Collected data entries
====

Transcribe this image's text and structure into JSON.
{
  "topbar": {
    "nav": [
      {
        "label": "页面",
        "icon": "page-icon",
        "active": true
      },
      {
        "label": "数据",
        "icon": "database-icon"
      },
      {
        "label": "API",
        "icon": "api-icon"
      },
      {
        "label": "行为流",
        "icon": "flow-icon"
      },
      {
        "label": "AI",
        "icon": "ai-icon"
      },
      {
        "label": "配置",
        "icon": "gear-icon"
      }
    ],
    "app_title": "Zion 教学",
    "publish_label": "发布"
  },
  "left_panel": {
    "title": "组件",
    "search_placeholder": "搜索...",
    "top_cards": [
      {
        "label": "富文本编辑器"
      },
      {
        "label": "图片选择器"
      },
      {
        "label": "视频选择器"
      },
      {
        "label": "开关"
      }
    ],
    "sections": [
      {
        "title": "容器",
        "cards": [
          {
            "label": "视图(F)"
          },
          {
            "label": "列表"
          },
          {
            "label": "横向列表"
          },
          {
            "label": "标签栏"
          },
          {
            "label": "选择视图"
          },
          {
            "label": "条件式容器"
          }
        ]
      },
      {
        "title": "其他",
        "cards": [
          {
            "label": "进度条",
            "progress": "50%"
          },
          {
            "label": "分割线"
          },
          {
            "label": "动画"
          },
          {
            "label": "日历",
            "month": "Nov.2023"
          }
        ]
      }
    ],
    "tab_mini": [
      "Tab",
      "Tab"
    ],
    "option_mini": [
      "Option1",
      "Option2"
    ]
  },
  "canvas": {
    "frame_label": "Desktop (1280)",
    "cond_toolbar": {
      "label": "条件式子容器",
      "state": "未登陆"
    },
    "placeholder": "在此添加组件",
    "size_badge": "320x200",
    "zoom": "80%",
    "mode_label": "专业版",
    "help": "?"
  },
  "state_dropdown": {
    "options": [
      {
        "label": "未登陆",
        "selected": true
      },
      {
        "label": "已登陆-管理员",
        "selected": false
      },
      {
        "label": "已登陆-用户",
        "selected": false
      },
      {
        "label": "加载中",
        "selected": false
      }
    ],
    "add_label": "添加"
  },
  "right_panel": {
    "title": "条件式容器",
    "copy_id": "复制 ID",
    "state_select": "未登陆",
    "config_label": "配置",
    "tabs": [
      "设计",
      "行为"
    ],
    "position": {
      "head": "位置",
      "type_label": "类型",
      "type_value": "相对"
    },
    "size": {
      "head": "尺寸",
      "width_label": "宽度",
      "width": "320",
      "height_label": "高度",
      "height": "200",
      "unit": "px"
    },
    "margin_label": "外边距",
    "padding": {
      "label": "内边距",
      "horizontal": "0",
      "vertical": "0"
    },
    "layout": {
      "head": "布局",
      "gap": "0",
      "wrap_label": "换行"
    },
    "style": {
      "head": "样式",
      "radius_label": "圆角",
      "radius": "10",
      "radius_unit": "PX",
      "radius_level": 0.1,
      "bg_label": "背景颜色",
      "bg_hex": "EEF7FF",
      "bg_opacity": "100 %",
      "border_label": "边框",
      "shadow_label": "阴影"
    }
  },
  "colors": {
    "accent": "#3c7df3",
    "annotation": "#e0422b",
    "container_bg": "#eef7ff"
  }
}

====

◆ DIRECTIVE: Quote every line of the data, word for word.

◆ FULL ANSWER:
Transcribe this image's text and structure into JSON.
{
  "topbar": {
    "nav": [
      {
        "label": "页面",
        "icon": "page-icon",
        "active": true
      },
      {
        "label": "数据",
        "icon": "database-icon"
      },
      {
        "label": "API",
        "icon": "api-icon"
      },
      {
        "label": "行为流",
        "icon": "flow-icon"
      },
      {
        "label": "AI",
        "icon": "ai-icon"
      },
      {
        "label": "配置",
        "icon": "gear-icon"
      }
    ],
    "app_title": "Zion 教学",
    "publish_label": "发布"
  },
  "left_panel": {
    "title": "组件",
    "search_placeholder": "搜索...",
    "top_cards": [
      {
        "label": "富文本编辑器"
      },
      {
        "label": "图片选择器"
      },
      {
        "label": "视频选择器"
      },
      {
        "label": "开关"
      }
    ],
    "sections": [
      {
        "title": "容器",
        "cards": [
          {
            "label": "视图(F)"
          },
          {
            "label": "列表"
          },
          {
            "label": "横向列表"
          },
          {
            "label": "标签栏"
          },
          {
            "label": "选择视图"
          },
          {
            "label": "条件式容器"
          }
        ]
      },
      {
        "title": "其他",
        "cards": [
          {
            "label": "进度条",
            "progress": "50%"
          },
          {
            "label": "分割线"
          },
          {
            "label": "动画"
          },
          {
            "label": "日历",
            "month": "Nov.2023"
          }
        ]
      }
    ],
    "tab_mini": [
      "Tab",
      "Tab"
    ],
    "option_mini": [
      "Option1",
      "Option2"
    ]
  },
  "canvas": {
    "frame_label": "Desktop (1280)",
    "cond_toolbar": {
      "label": "条件式子容器",
      "state": "未登陆"
    },
    "placeholder": "在此添加组件",
    "size_badge": "320x200",
    "zoom": "80%",
    "mode_label": "专业版",
    "help": "?"
  },
  "state_dropdown": {
    "options": [
      {
        "label": "未登陆",
        "selected": true
      },
      {
        "label": "已登陆-管理员",
        "selected": false
      },
      {
        "label": "已登陆-用户",
        "selected": false
      },
      {
        "label": "加载中",
        "selected": false
      }
    ],
    "add_label": "添加"
  },
  "right_panel": {
    "title": "条件式容器",
    "copy_id": "复制 ID",
    "state_select": "未登陆",
    "config_label": "配置",
    "tabs": [
      "设计",
      "行为"
    ],
    "position": {
      "head": "位置",
      "type_label": "类型",
      "type_value": "相对"
    },
    "size": {
      "head": "尺寸",
      "width_label": "宽度",
      "width": "320",
      "height_label": "高度",
      "height": "200",
      "unit": "px"
    },
    "margin_label": "外边距",
    "padding": {
      "label": "内边距",
      "horizontal": "0",
      "vertical": "0"
    },
    "layout": {
      "head": "布局",
      "gap": "0",
      "wrap_label": "换行"
    },
    "style": {
      "head": "样式",
      "radius_label": "圆角",
      "radius": "10",
      "radius_unit": "PX",
      "radius_level": 0.1,
      "bg_label": "背景颜色",
      "bg_hex": "EEF7FF",
      "bg_opacity": "100 %",
      "border_label": "边框",
      "shadow_label": "阴影"
    }
  },
  "colors": {
    "accent": "#3c7df3",
    "annotation": "#e0422b",
    "container_bg": "#eef7ff"
  }
}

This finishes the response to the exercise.